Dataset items
• • • • • • •

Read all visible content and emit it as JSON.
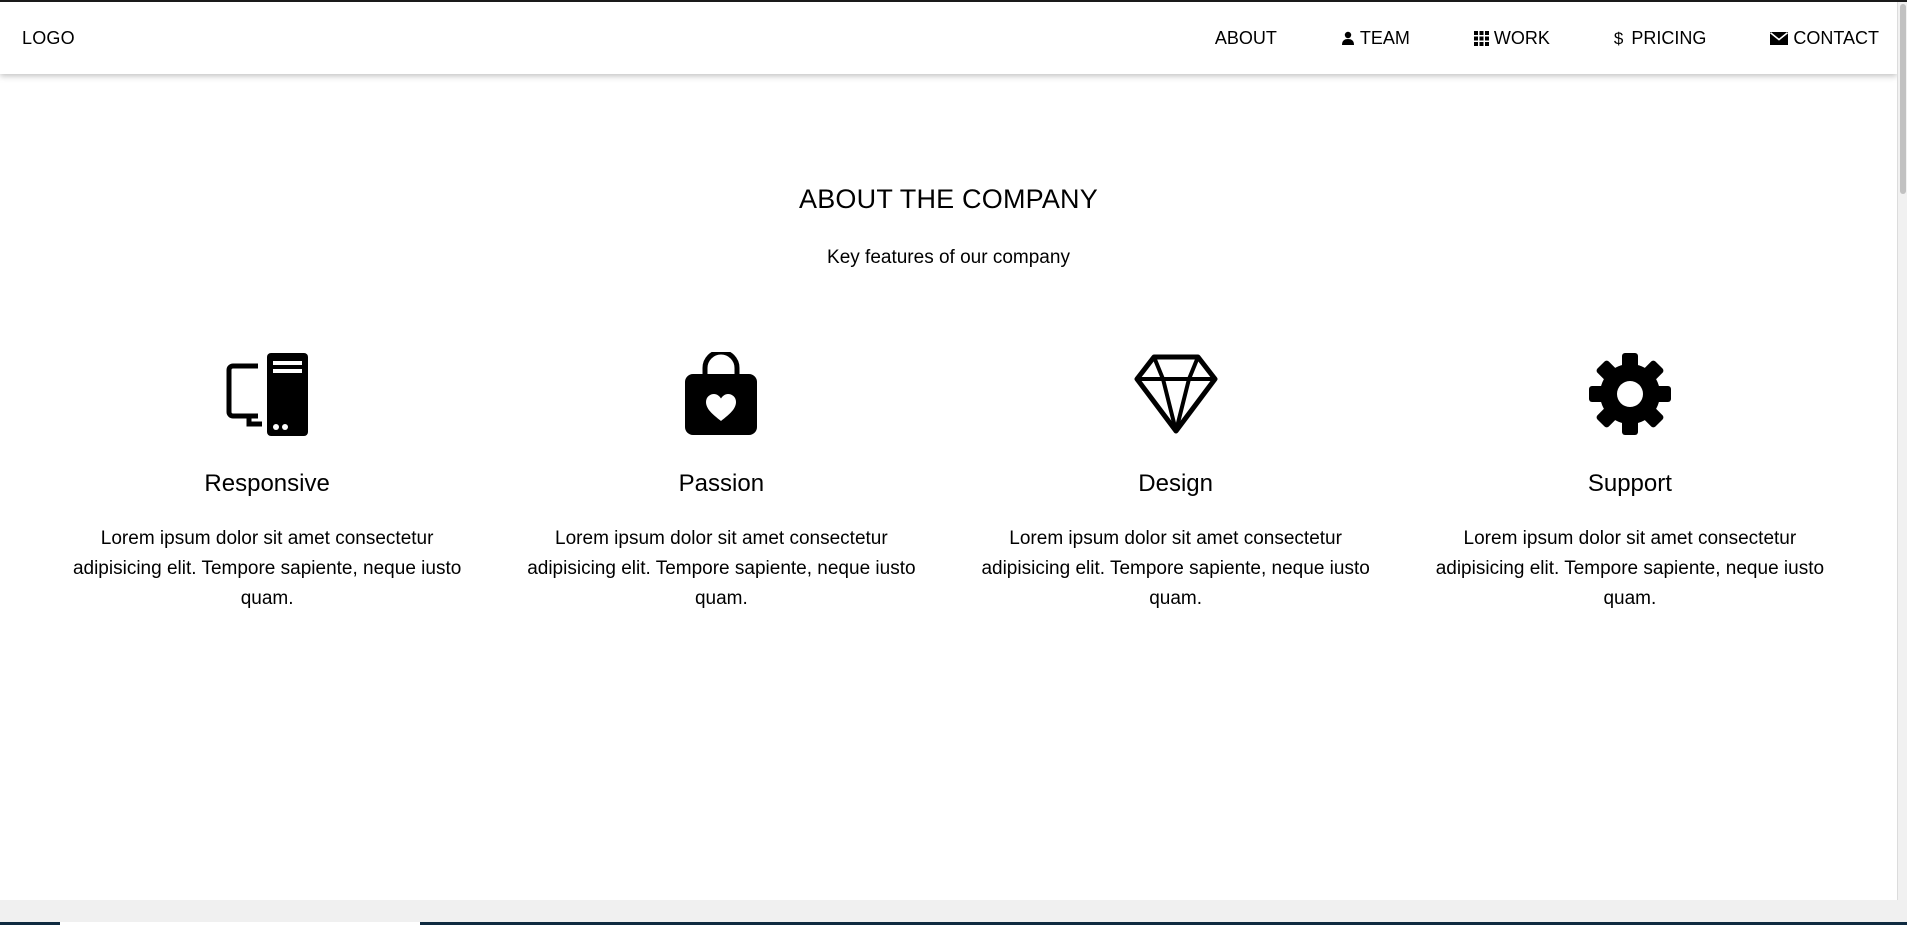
{
  "nav": {
    "logo": "LOGO",
    "items": [
      {
        "label": "ABOUT",
        "icon": "none"
      },
      {
        "label": "TEAM",
        "icon": "user-icon"
      },
      {
        "label": "WORK",
        "icon": "grid-icon"
      },
      {
        "label": "PRICING",
        "icon": "dollar-icon",
        "glyph": "$"
      },
      {
        "label": "CONTACT",
        "icon": "envelope-icon"
      }
    ]
  },
  "about": {
    "title": "ABOUT THE COMPANY",
    "subtitle": "Key features of our company",
    "features": [
      {
        "title": "Responsive",
        "icon": "desktop-icon",
        "text": "Lorem ipsum dolor sit amet consectetur adipisicing elit. Tempore sapiente, neque iusto quam."
      },
      {
        "title": "Passion",
        "icon": "shopping-bag-heart-icon",
        "text": "Lorem ipsum dolor sit amet consectetur adipisicing elit. Tempore sapiente, neque iusto quam."
      },
      {
        "title": "Design",
        "icon": "diamond-icon",
        "text": "Lorem ipsum dolor sit amet consectetur adipisicing elit. Tempore sapiente, neque iusto quam."
      },
      {
        "title": "Support",
        "icon": "gear-icon",
        "text": "Lorem ipsum dolor sit amet consectetur adipisicing elit. Tempore sapiente, neque iusto quam."
      }
    ]
  },
  "colors": {
    "text": "#000000",
    "background": "#ffffff",
    "footer_strip": "#f0f0f0"
  }
}
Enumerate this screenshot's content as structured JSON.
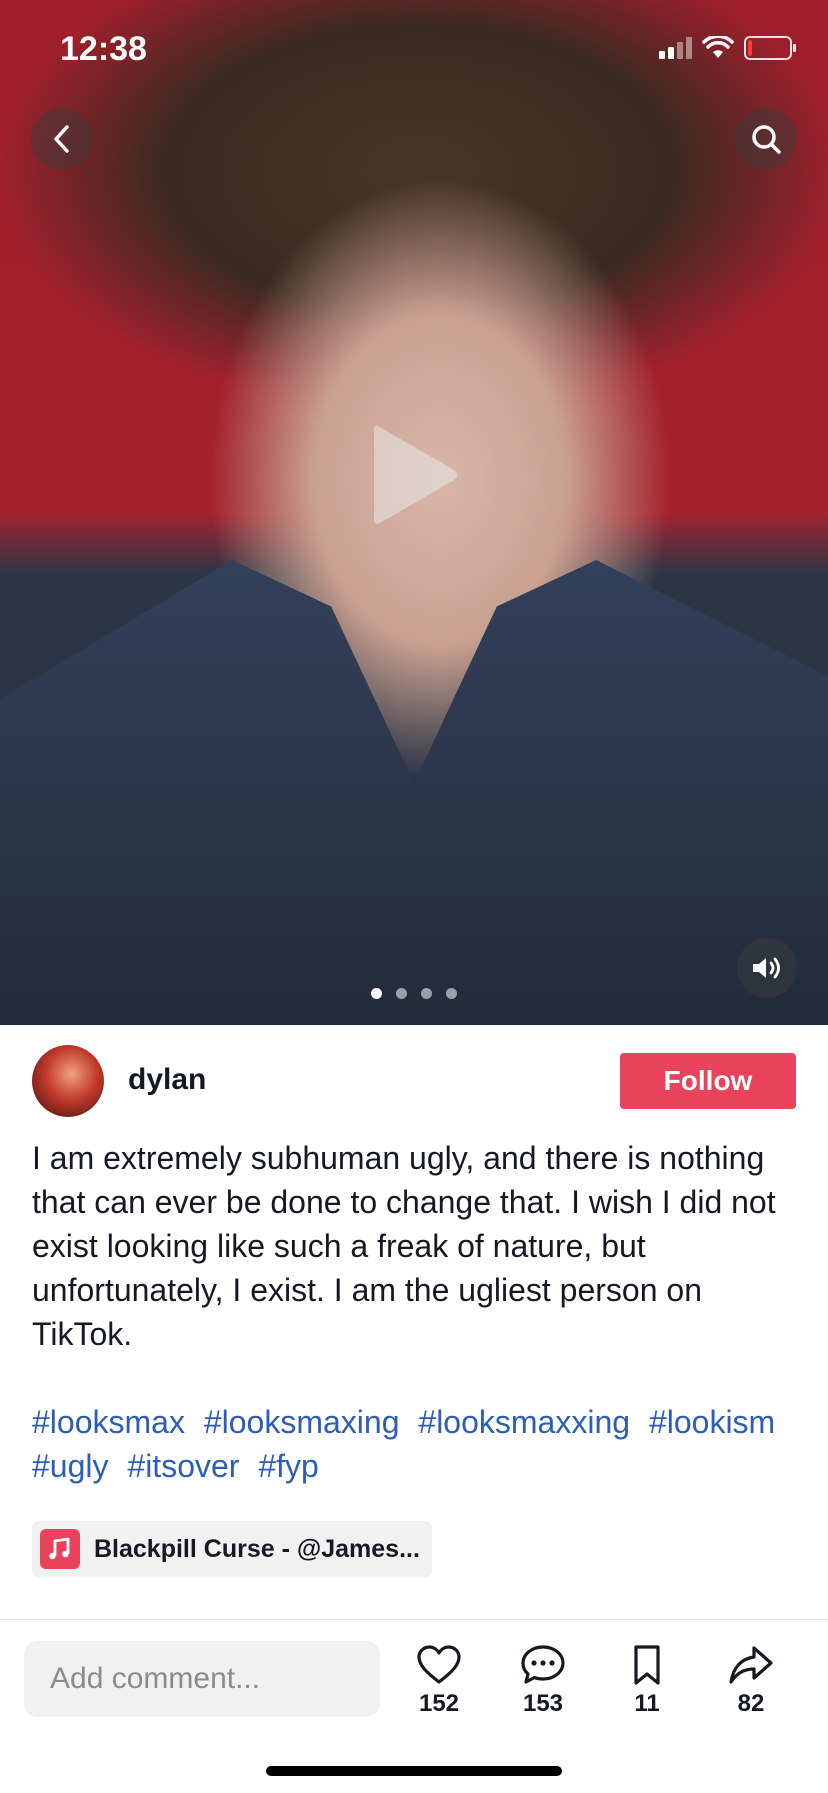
{
  "status_bar": {
    "time": "12:38"
  },
  "media": {
    "carousel_count": 4,
    "carousel_active_index": 0
  },
  "author": {
    "name": "dylan",
    "follow_label": "Follow"
  },
  "caption": "I am extremely subhuman ugly, and there is nothing that can ever be done to change that. I wish I did not exist looking like such a freak of nature, but unfortunately, I exist. I am the ugliest person on TikTok.",
  "hashtags": [
    "#looksmax",
    "#looksmaxing",
    "#looksmaxxing",
    "#lookism",
    "#ugly",
    "#itsover",
    "#fyp"
  ],
  "music": {
    "label": "Blackpill Curse - @James..."
  },
  "comment": {
    "placeholder": "Add comment..."
  },
  "actions": {
    "likes": "152",
    "comments": "153",
    "saves": "11",
    "shares": "82"
  },
  "colors": {
    "accent": "#e9435b",
    "hashtag": "#2b5db9"
  }
}
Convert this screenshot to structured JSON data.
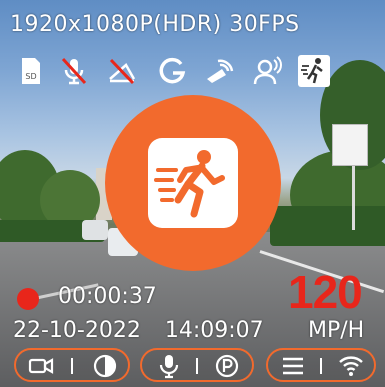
{
  "status": {
    "resolution": "1920x1080P(HDR) 30FPS",
    "recording_time": "00:00:37",
    "date": "22-10-2022",
    "time": "14:09:07",
    "speed": "120",
    "speed_unit": "MP/H"
  },
  "status_icons": [
    "sd-card-icon",
    "mic-muted-icon",
    "parking-off-icon",
    "g-sensor-icon",
    "speed-camera-icon",
    "voice-control-icon",
    "motion-detection-icon"
  ],
  "center_icon": "motion-detection-icon",
  "controls": {
    "left": [
      "video-camera-icon",
      "contrast-icon"
    ],
    "middle": [
      "microphone-icon",
      "parking-icon"
    ],
    "right": [
      "menu-icon",
      "wifi-icon"
    ]
  },
  "colors": {
    "accent": "#f26a2d",
    "record": "#e8261b",
    "speed": "#e8261b",
    "text": "#ffffff"
  }
}
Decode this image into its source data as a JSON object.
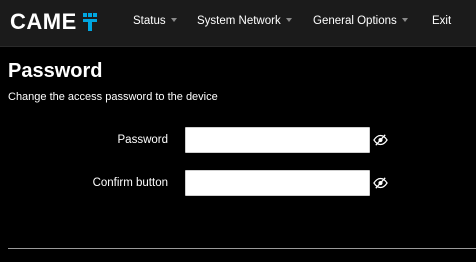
{
  "brand": {
    "name": "CAME"
  },
  "nav": {
    "items": [
      {
        "label": "Status",
        "has_dropdown": true
      },
      {
        "label": "System Network",
        "has_dropdown": true
      },
      {
        "label": "General Options",
        "has_dropdown": true
      },
      {
        "label": "Exit",
        "has_dropdown": false
      }
    ]
  },
  "page": {
    "title": "Password",
    "description": "Change the access password to the device"
  },
  "form": {
    "password": {
      "label": "Password",
      "value": "",
      "icon": "eye-slash-icon"
    },
    "confirm": {
      "label": "Confirm button",
      "value": "",
      "icon": "eye-slash-icon"
    }
  },
  "colors": {
    "background": "#000000",
    "navbar": "#1b1b1b",
    "brand_accent": "#00a6e0",
    "input_background": "#ffffff"
  }
}
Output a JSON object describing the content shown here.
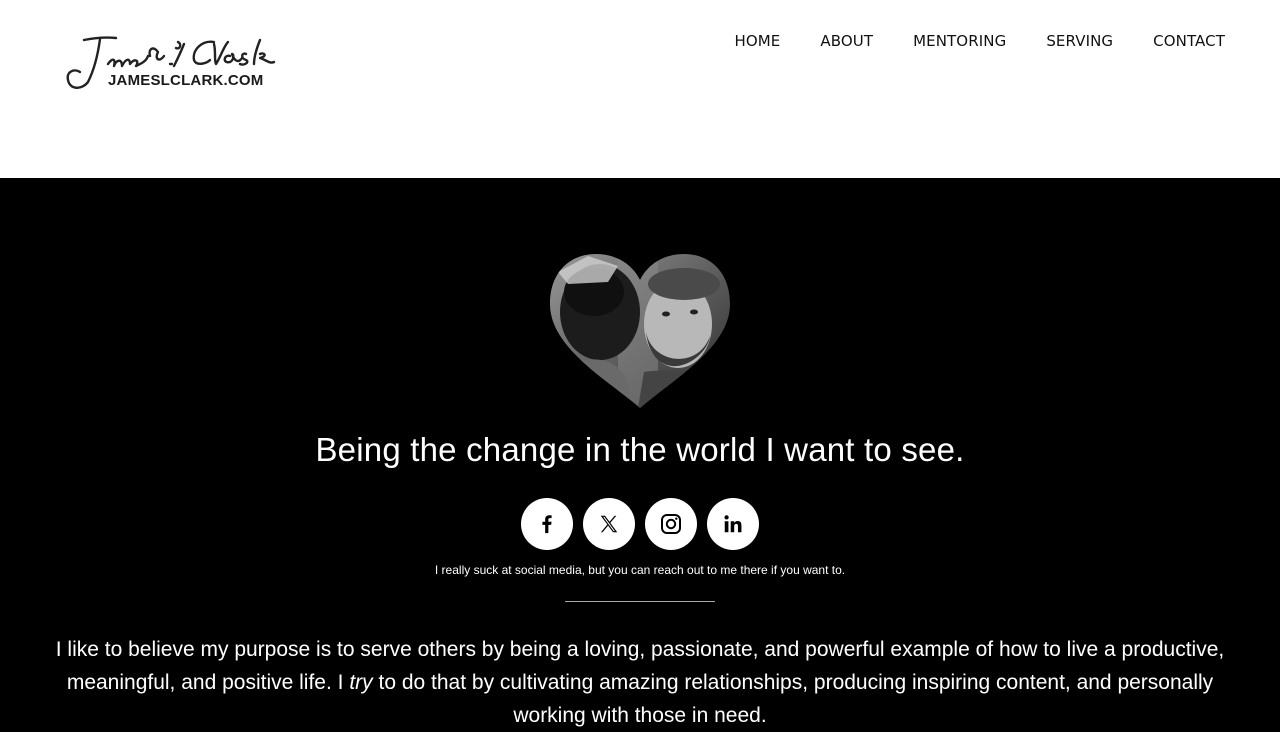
{
  "brand": {
    "logo_text": "James L Clark",
    "url_text": "JAMESLCLARK.COM"
  },
  "nav": {
    "items": [
      {
        "label": "HOME"
      },
      {
        "label": "ABOUT"
      },
      {
        "label": "MENTORING"
      },
      {
        "label": "SERVING"
      },
      {
        "label": "CONTACT"
      }
    ]
  },
  "hero": {
    "tagline": "Being the change in the world I want to see.",
    "social_note": "I really suck at social media, but you can reach out to me there if you want to.",
    "purpose_before": "I like to believe my purpose is to serve others by being a loving, passionate, and powerful example of how to live a productive, meaningful, and positive life. I ",
    "purpose_emphasis": "try",
    "purpose_after": " to do that by cultivating amazing relationships, producing inspiring content, and personally working with those in need."
  },
  "socials": [
    {
      "icon": "facebook-icon"
    },
    {
      "icon": "x-icon"
    },
    {
      "icon": "instagram-icon"
    },
    {
      "icon": "linkedin-icon"
    }
  ],
  "colors": {
    "header_bg": "#ffffff",
    "hero_bg": "#000000",
    "text_light": "#ffffff",
    "text_dark": "#111111"
  }
}
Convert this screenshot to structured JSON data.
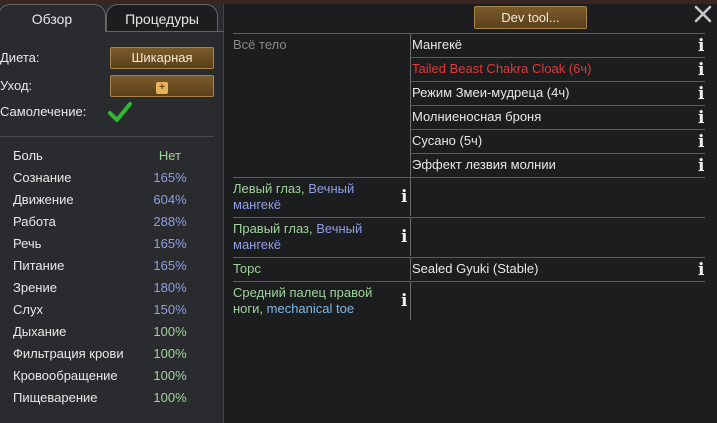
{
  "tabs": {
    "overview": "Обзор",
    "operations": "Процедуры"
  },
  "settings": {
    "diet_label": "Диета:",
    "diet_value": "Шикарная",
    "care_label": "Уход:",
    "self_treat_label": "Самолечение:",
    "self_treat_enabled": true
  },
  "capacities": [
    {
      "name": "Боль",
      "value": "Нет",
      "color": "#9fd39c"
    },
    {
      "name": "Сознание",
      "value": "165%",
      "color": "#8f9fe6"
    },
    {
      "name": "Движение",
      "value": "604%",
      "color": "#8f9fe6"
    },
    {
      "name": "Работа",
      "value": "288%",
      "color": "#8f9fe6"
    },
    {
      "name": "Речь",
      "value": "165%",
      "color": "#8f9fe6"
    },
    {
      "name": "Питание",
      "value": "165%",
      "color": "#8f9fe6"
    },
    {
      "name": "Зрение",
      "value": "180%",
      "color": "#8f9fe6"
    },
    {
      "name": "Слух",
      "value": "150%",
      "color": "#8f9fe6"
    },
    {
      "name": "Дыхание",
      "value": "100%",
      "color": "#9fd39c"
    },
    {
      "name": "Фильтрация крови",
      "value": "100%",
      "color": "#9fd39c"
    },
    {
      "name": "Кровообращение",
      "value": "100%",
      "color": "#9fd39c"
    },
    {
      "name": "Пищеварение",
      "value": "100%",
      "color": "#9fd39c"
    }
  ],
  "dev_tool_label": "Dev tool...",
  "health": {
    "whole_body": {
      "label": "Всё тело",
      "items": [
        {
          "text": "Мангекё",
          "color": "#e8e8e8"
        },
        {
          "text": "Tailed Beast Chakra Cloak (6ч)",
          "color": "#e23a3a"
        },
        {
          "text": "Режим Змеи-мудреца (4ч)",
          "color": "#e8e8e8"
        },
        {
          "text": "Молниеносная броня",
          "color": "#e8e8e8"
        },
        {
          "text": "Сусано (5ч)",
          "color": "#e8e8e8"
        },
        {
          "text": "Эффект лезвия молнии",
          "color": "#e8e8e8"
        }
      ]
    },
    "left_eye": {
      "part": "Левый глаз, ",
      "part2": "Вечный мангекё"
    },
    "right_eye": {
      "part": "Правый глаз, ",
      "part2": "Вечный мангекё"
    },
    "torso": {
      "label": "Торс",
      "item": "Sealed Gyuki (Stable)"
    },
    "toe": {
      "part": "Средний палец правой ноги, ",
      "part2": "mechanical toe"
    }
  },
  "info_glyph": "i"
}
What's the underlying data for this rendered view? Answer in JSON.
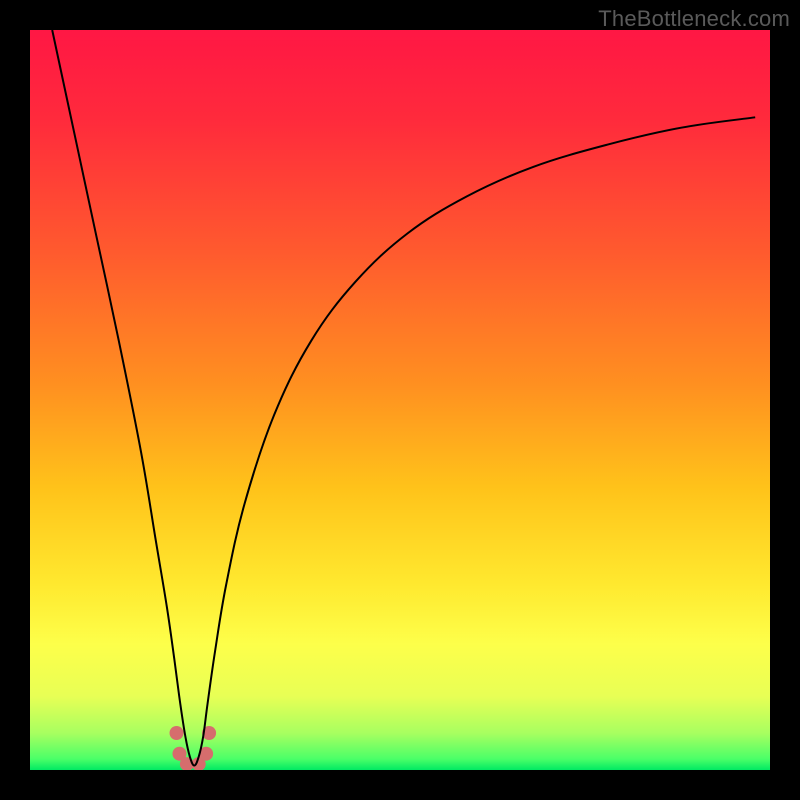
{
  "watermark": "TheBottleneck.com",
  "chart_data": {
    "type": "line",
    "title": "",
    "xlabel": "",
    "ylabel": "",
    "xlim": [
      0,
      100
    ],
    "ylim": [
      0,
      100
    ],
    "grid": false,
    "legend": null,
    "notes": "No axes, ticks, or numeric labels are shown. Background is a vertical red→yellow→green gradient. A black V-shaped curve dips to ~0 near x≈22; a salmon U-shaped marker cluster sits at the valley bottom. Values are estimated from pixel positions on a 0–100 normalized scale.",
    "gradient_stops": [
      {
        "offset": 0.0,
        "color": "#ff1744"
      },
      {
        "offset": 0.12,
        "color": "#ff2a3c"
      },
      {
        "offset": 0.3,
        "color": "#ff5a2e"
      },
      {
        "offset": 0.48,
        "color": "#ff9020"
      },
      {
        "offset": 0.62,
        "color": "#ffc31a"
      },
      {
        "offset": 0.75,
        "color": "#ffe92f"
      },
      {
        "offset": 0.83,
        "color": "#fdff4a"
      },
      {
        "offset": 0.9,
        "color": "#e8ff55"
      },
      {
        "offset": 0.95,
        "color": "#a8ff60"
      },
      {
        "offset": 0.985,
        "color": "#4bff68"
      },
      {
        "offset": 1.0,
        "color": "#00e963"
      }
    ],
    "series": [
      {
        "name": "bottleneck-curve",
        "color": "#000000",
        "stroke_width": 2,
        "x": [
          3.0,
          6.0,
          9.0,
          12.0,
          15.0,
          17.0,
          18.5,
          19.5,
          20.3,
          21.0,
          21.6,
          22.2,
          22.8,
          23.4,
          24.0,
          25.0,
          26.5,
          29.0,
          33.0,
          38.0,
          44.0,
          51.0,
          59.0,
          68.0,
          78.0,
          88.0,
          98.0
        ],
        "y": [
          100.0,
          86.0,
          72.0,
          58.0,
          43.0,
          31.0,
          22.0,
          15.0,
          9.0,
          4.5,
          1.8,
          0.6,
          1.8,
          4.5,
          9.0,
          16.0,
          25.0,
          36.0,
          48.0,
          58.0,
          66.0,
          72.5,
          77.5,
          81.5,
          84.5,
          86.8,
          88.2
        ]
      }
    ],
    "marker_cluster": {
      "name": "valley-markers",
      "color": "#d66d6d",
      "radius": 7,
      "points": [
        {
          "x": 19.8,
          "y": 5.0
        },
        {
          "x": 20.2,
          "y": 2.2
        },
        {
          "x": 21.2,
          "y": 0.8
        },
        {
          "x": 22.8,
          "y": 0.8
        },
        {
          "x": 23.8,
          "y": 2.2
        },
        {
          "x": 24.2,
          "y": 5.0
        }
      ]
    }
  }
}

• • • • • • •

## Goal of the exercise:
Make a list of all lines in the data that contain "there".

## Correct response:
  "caption": "I am extremely subhuman ugly, and there is nothing that can ever be done to change that. I wish I did not exist looking like such a freak of nature, but unfortunately, I exist. I am the ugliest person on TikTok.",
    "social_note": "I really suck at social media, but you can reach out to me there if you want to.",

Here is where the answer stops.